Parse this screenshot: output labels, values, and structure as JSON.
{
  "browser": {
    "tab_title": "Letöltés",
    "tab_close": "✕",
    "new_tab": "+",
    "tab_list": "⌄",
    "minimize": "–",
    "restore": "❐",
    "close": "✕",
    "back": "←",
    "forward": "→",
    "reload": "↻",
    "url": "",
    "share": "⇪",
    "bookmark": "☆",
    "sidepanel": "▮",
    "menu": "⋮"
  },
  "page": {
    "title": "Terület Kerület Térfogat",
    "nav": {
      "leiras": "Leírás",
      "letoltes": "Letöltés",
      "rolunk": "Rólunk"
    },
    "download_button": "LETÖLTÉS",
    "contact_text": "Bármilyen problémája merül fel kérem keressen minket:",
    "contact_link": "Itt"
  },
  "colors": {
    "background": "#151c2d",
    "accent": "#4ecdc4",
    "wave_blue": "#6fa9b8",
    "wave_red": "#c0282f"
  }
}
****************************************
▸ **Given instruction**
Working from the material above, retype it in its entirety without change.

▸ **Written solution**
Parse this screenshot: output labels, values, and structure as JSON.
{
  "browser": {
    "tab_title": "Letöltés",
    "tab_close": "✕",
    "new_tab": "+",
    "tab_list": "⌄",
    "minimize": "–",
    "restore": "❐",
    "close": "✕",
    "back": "←",
    "forward": "→",
    "reload": "↻",
    "url": "",
    "share": "⇪",
    "bookmark": "☆",
    "sidepanel": "▮",
    "menu": "⋮"
  },
  "page": {
    "title": "Terület Kerület Térfogat",
    "nav": {
      "leiras": "Leírás",
      "letoltes": "Letöltés",
      "rolunk": "Rólunk"
    },
    "download_button": "LETÖLTÉS",
    "contact_text": "Bármilyen problémája merül fel kérem keressen minket:",
    "contact_link": "Itt"
  },
  "colors": {
    "background": "#151c2d",
    "accent": "#4ecdc4",
    "wave_blue": "#6fa9b8",
    "wave_red": "#c0282f"
  }
}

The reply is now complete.